Goal of the exercise: Without altering anything, repeat each of the records.

Saved entries:
++++

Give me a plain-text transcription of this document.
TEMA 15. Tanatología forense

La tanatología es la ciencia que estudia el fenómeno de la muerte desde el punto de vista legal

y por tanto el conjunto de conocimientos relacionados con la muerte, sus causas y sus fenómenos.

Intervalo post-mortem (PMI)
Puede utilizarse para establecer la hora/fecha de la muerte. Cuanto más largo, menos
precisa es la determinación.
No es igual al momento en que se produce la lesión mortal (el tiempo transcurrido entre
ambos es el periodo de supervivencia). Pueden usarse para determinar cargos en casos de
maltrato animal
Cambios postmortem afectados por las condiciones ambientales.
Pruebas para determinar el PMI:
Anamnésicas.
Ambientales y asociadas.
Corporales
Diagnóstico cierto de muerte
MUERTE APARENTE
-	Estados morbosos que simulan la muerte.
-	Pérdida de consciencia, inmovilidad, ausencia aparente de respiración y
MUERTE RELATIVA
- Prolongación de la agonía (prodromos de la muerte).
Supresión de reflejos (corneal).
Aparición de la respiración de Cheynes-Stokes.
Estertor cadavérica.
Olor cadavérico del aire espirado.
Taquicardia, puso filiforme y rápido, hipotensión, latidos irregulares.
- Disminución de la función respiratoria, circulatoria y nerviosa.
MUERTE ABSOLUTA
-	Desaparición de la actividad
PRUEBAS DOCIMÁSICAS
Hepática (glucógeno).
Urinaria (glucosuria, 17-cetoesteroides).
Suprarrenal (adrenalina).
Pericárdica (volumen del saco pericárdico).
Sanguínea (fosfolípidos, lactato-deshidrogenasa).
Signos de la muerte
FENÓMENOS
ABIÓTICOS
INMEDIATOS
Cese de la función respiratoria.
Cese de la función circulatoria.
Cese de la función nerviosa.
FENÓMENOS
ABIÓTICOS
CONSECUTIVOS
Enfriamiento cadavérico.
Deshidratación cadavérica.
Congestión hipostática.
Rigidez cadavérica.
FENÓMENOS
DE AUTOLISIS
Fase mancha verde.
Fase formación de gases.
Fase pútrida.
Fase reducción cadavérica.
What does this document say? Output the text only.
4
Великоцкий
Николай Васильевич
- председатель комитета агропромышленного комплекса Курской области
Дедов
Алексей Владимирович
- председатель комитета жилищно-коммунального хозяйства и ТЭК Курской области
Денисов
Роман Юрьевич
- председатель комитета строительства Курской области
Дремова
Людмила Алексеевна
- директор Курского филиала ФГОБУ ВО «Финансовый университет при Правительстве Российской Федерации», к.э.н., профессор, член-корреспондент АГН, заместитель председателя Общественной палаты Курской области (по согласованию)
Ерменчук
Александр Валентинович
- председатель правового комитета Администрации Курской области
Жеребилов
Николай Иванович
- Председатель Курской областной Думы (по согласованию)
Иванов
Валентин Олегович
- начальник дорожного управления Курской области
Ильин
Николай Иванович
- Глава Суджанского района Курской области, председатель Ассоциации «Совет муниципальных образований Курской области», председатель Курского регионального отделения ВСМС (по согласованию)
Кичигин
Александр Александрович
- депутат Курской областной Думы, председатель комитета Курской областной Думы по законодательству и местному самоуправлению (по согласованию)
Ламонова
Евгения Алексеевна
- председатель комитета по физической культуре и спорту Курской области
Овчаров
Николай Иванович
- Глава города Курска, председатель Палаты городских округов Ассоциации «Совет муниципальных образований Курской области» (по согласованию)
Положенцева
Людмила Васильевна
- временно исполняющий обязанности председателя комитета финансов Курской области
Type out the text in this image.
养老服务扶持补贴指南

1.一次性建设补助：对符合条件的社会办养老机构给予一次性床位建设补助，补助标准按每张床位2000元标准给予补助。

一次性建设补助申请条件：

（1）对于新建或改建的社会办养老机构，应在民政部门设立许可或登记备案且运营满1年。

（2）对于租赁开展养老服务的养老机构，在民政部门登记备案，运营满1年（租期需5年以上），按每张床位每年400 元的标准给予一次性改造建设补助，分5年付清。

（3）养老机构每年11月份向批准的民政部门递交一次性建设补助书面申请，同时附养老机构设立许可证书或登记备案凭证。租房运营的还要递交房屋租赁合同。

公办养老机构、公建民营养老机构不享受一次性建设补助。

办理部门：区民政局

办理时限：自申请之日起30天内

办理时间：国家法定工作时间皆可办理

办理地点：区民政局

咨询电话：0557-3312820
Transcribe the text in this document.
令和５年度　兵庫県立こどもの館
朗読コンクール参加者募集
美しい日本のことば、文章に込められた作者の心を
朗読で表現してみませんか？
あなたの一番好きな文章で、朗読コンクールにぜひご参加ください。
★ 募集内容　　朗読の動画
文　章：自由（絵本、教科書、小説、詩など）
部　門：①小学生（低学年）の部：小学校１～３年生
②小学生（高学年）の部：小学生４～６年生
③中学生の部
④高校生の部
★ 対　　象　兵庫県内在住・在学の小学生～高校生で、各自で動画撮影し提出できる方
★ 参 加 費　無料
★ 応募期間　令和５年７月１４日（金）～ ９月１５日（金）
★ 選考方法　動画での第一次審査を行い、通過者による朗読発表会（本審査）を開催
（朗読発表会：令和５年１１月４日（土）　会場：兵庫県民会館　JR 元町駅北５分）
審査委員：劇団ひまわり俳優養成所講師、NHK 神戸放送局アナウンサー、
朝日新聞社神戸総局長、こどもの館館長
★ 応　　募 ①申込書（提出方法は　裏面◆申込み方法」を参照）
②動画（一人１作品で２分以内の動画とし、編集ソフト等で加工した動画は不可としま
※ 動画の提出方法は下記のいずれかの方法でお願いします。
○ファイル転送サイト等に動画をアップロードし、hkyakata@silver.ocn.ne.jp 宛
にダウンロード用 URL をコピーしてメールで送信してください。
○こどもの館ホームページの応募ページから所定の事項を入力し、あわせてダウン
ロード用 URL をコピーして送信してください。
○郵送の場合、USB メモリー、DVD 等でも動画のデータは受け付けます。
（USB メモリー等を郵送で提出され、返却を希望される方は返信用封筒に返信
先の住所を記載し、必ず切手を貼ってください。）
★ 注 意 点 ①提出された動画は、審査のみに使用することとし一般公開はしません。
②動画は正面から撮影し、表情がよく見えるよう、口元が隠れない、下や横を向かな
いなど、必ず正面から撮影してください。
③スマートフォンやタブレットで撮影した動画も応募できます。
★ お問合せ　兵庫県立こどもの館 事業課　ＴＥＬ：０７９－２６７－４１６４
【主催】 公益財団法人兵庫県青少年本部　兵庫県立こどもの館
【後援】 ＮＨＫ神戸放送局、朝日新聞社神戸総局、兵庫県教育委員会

++++

The output:
Give me a plain-text transcription of this document.
TEMA 15. Tanatología forense

La tanatología es la ciencia que estudia el fenómeno de la muerte desde el punto de vista legal

y por tanto el conjunto de conocimientos relacionados con la muerte, sus causas y sus fenómenos.

Intervalo post-mortem (PMI)
Puede utilizarse para establecer la hora/fecha de la muerte. Cuanto más largo, menos
precisa es la determinación.
No es igual al momento en que se produce la lesión mortal (el tiempo transcurrido entre
ambos es el periodo de supervivencia). Pueden usarse para determinar cargos en casos de
maltrato animal
Cambios postmortem afectados por las condiciones ambientales.
Pruebas para determinar el PMI:
Anamnésicas.
Ambientales y asociadas.
Corporales
Diagnóstico cierto de muerte
MUERTE APARENTE
-	Estados morbosos que simulan la muerte.
-	Pérdida de consciencia, inmovilidad, ausencia aparente de respiración y
MUERTE RELATIVA
- Prolongación de la agonía (prodromos de la muerte).
Supresión de reflejos (corneal).
Aparición de la respiración de Cheynes-Stokes.
Estertor cadavérica.
Olor cadavérico del aire espirado.
Taquicardia, puso filiforme y rápido, hipotensión, latidos irregulares.
- Disminución de la función respiratoria, circulatoria y nerviosa.
MUERTE ABSOLUTA
-	Desaparición de la actividad
PRUEBAS DOCIMÁSICAS
Hepática (glucógeno).
Urinaria (glucosuria, 17-cetoesteroides).
Suprarrenal (adrenalina).
Pericárdica (volumen del saco pericárdico).
Sanguínea (fosfolípidos, lactato-deshidrogenasa).
Signos de la muerte
FENÓMENOS
ABIÓTICOS
INMEDIATOS
Cese de la función respiratoria.
Cese de la función circulatoria.
Cese de la función nerviosa.
FENÓMENOS
ABIÓTICOS
CONSECUTIVOS
Enfriamiento cadavérico.
Deshidratación cadavérica.
Congestión hipostática.
Rigidez cadavérica.
FENÓMENOS
DE AUTOLISIS
Fase mancha verde.
Fase formación de gases.
Fase pútrida.
Fase reducción cadavérica.
What does this document say? Output the text only.
4
Великоцкий
Николай Васильевич
- председатель комитета агропромышленного комплекса Курской области
Дедов
Алексей Владимирович
- председатель комитета жилищно-коммунального хозяйства и ТЭК Курской области
Денисов
Роман Юрьевич
- председатель комитета строительства Курской области
Дремова
Людмила Алексеевна
- директор Курского филиала ФГОБУ ВО «Финансовый университет при Правительстве Российской Федерации», к.э.н., профессор, член-корреспондент АГН, заместитель председателя Общественной палаты Курской области (по согласованию)
Ерменчук
Александр Валентинович
- председатель правового комитета Администрации Курской области
Жеребилов
Николай Иванович
- Председатель Курской областной Думы (по согласованию)
Иванов
Валентин Олегович
- начальник дорожного управления Курской области
Ильин
Николай Иванович
- Глава Суджанского района Курской области, председатель Ассоциации «Совет муниципальных образований Курской области», председатель Курского регионального отделения ВСМС (по согласованию)
Кичигин
Александр Александрович
- депутат Курской областной Думы, председатель комитета Курской областной Думы по законодательству и местному самоуправлению (по согласованию)
Ламонова
Евгения Алексеевна
- председатель комитета по физической культуре и спорту Курской области
Овчаров
Николай Иванович
- Глава города Курска, председатель Палаты городских округов Ассоциации «Совет муниципальных образований Курской области» (по согласованию)
Положенцева
Людмила Васильевна
- временно исполняющий обязанности председателя комитета финансов Курской области
Type out the text in this image.
养老服务扶持补贴指南

1.一次性建设补助：对符合条件的社会办养老机构给予一次性床位建设补助，补助标准按每张床位2000元标准给予补助。

一次性建设补助申请条件：

（1）对于新建或改建的社会办养老机构，应在民政部门设立许可或登记备案且运营满1年。

（2）对于租赁开展养老服务的养老机构，在民政部门登记备案，运营满1年（租期需5年以上），按每张床位每年400 元的标准给予一次性改造建设补助，分5年付清。

（3）养老机构每年11月份向批准的民政部门递交一次性建设补助书面申请，同时附养老机构设立许可证书或登记备案凭证。租房运营的还要递交房屋租赁合同。

公办养老机构、公建民营养老机构不享受一次性建设补助。

办理部门：区民政局

办理时限：自申请之日起30天内

办理时间：国家法定工作时间皆可办理

办理地点：区民政局

咨询电话：0557-3312820
Transcribe the text in this document.
令和５年度　兵庫県立こどもの館
朗読コンクール参加者募集
美しい日本のことば、文章に込められた作者の心を
朗読で表現してみませんか？
あなたの一番好きな文章で、朗読コンクールにぜひご参加ください。
★ 募集内容　　朗読の動画
文　章：自由（絵本、教科書、小説、詩など）
部　門：①小学生（低学年）の部：小学校１～３年生
②小学生（高学年）の部：小学生４～６年生
③中学生の部
④高校生の部
★ 対　　象　兵庫県内在住・在学の小学生～高校生で、各自で動画撮影し提出できる方
★ 参 加 費　無料
★ 応募期間　令和５年７月１４日（金）～ ９月１５日（金）
★ 選考方法　動画での第一次審査を行い、通過者による朗読発表会（本審査）を開催
（朗読発表会：令和５年１１月４日（土）　会場：兵庫県民会館　JR 元町駅北５分）
審査委員：劇団ひまわり俳優養成所講師、NHK 神戸放送局アナウンサー、
朝日新聞社神戸総局長、こどもの館館長
★ 応　　募 ①申込書（提出方法は　裏面◆申込み方法」を参照）
②動画（一人１作品で２分以内の動画とし、編集ソフト等で加工した動画は不可としま
※ 動画の提出方法は下記のいずれかの方法でお願いします。
○ファイル転送サイト等に動画をアップロードし、hkyakata@silver.ocn.ne.jp 宛
にダウンロード用 URL をコピーしてメールで送信してください。
○こどもの館ホームページの応募ページから所定の事項を入力し、あわせてダウン
ロード用 URL をコピーして送信してください。
○郵送の場合、USB メモリー、DVD 等でも動画のデータは受け付けます。
（USB メモリー等を郵送で提出され、返却を希望される方は返信用封筒に返信
先の住所を記載し、必ず切手を貼ってください。）
★ 注 意 点 ①提出された動画は、審査のみに使用することとし一般公開はしません。
②動画は正面から撮影し、表情がよく見えるよう、口元が隠れない、下や横を向かな
いなど、必ず正面から撮影してください。
③スマートフォンやタブレットで撮影した動画も応募できます。
★ お問合せ　兵庫県立こどもの館 事業課　ＴＥＬ：０７９－２６７－４１６４
【主催】 公益財団法人兵庫県青少年本部　兵庫県立こどもの館
【後援】 ＮＨＫ神戸放送局、朝日新聞社神戸総局、兵庫県教育委員会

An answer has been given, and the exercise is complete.